## BEGIN

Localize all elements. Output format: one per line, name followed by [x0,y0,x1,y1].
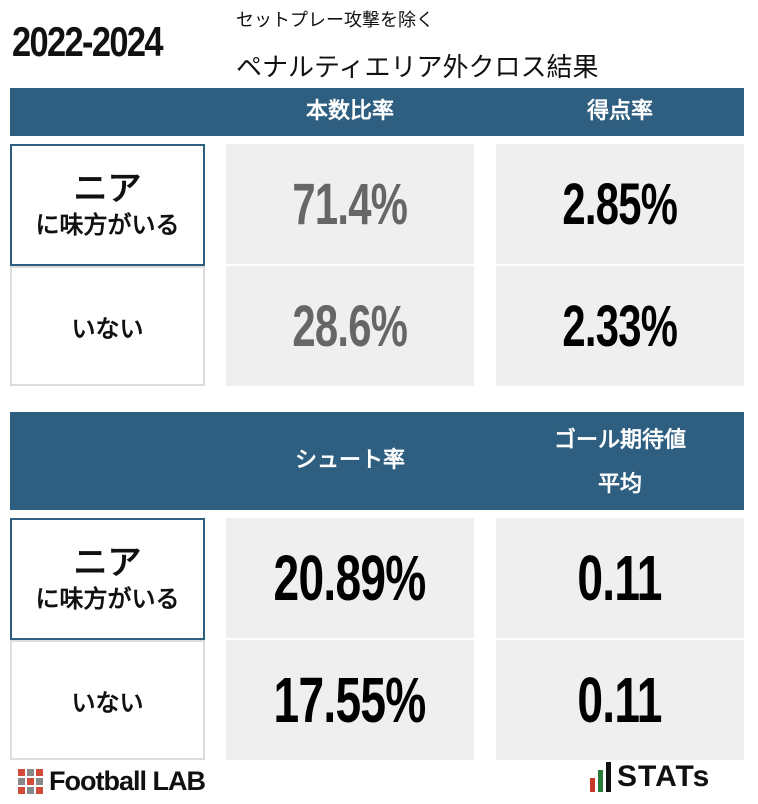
football-lab-logo: Football LAB [18,766,206,797]
value: 2.85% [562,171,679,237]
table2-col-xg-line1: ゴール期待値 [553,428,686,453]
subtitle: セットプレー攻撃を除く [236,10,434,31]
table1-col-scoring-rate: 得点率 [586,99,653,124]
table1-row-label-near: ニア に味方がいる [10,144,205,266]
label-sub: いない [71,688,144,717]
value: 17.55% [274,664,427,736]
bars-logo-icon [590,762,611,792]
year-range: 2022-2024 [12,18,164,65]
page-title: ペナルティエリア外クロス結果 [236,53,599,83]
value: 20.89% [274,542,427,614]
label-main: ニア [73,543,142,583]
table1-cell-scoring-near: 2.85% [496,144,744,264]
table2-cell-xg-near: 0.11 [496,518,744,638]
table2-row-label-near: ニア に味方がいる [10,518,205,640]
value: 0.11 [577,542,663,614]
value: 2.33% [562,293,679,359]
table2-row-label-none: いない [10,640,205,760]
label-sub: に味方がいる [35,585,180,613]
value: 28.6% [292,293,409,359]
football-lab-text: Football LAB [49,766,206,796]
table1-cell-ratio-none: 28.6% [226,266,474,386]
table1-row-label-none: いない [10,266,205,386]
label-sub: いない [71,314,144,343]
stats-text: STATs [617,760,711,793]
table1-col-ratio: 本数比率 [305,99,394,124]
table1-cell-scoring-none: 2.33% [496,266,744,386]
value: 71.4% [292,171,409,237]
table1-cell-ratio-near: 71.4% [226,144,474,264]
stats-logo: STATs [590,762,710,792]
table1-header: 本数比率 得点率 [10,88,744,136]
table2-col-xg-line2: 平均 [597,472,642,497]
table2-col-shot-rate: シュート率 [294,448,405,473]
table2-cell-shot-none: 17.55% [226,640,474,760]
table2-cell-xg-none: 0.11 [496,640,744,760]
table2-header: シュート率 ゴール期待値 平均 [10,412,744,510]
label-main: ニア [73,169,142,209]
value: 0.11 [577,664,663,736]
label-sub: に味方がいる [35,211,180,239]
table2-cell-shot-near: 20.89% [226,518,474,638]
grid-logo-icon [18,769,43,794]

## END

§ OBJECTIVE
Pick out each line above that contains the string "logo", and copy those lines in full. Matching is case-sensitive.

§ EXERCISE ANSWER
football-lab-logo: Football LAB [18,766,206,797]
bars-logo-icon [590,762,611,792]
stats-logo: STATs [590,762,710,792]
grid-logo-icon [18,769,43,794]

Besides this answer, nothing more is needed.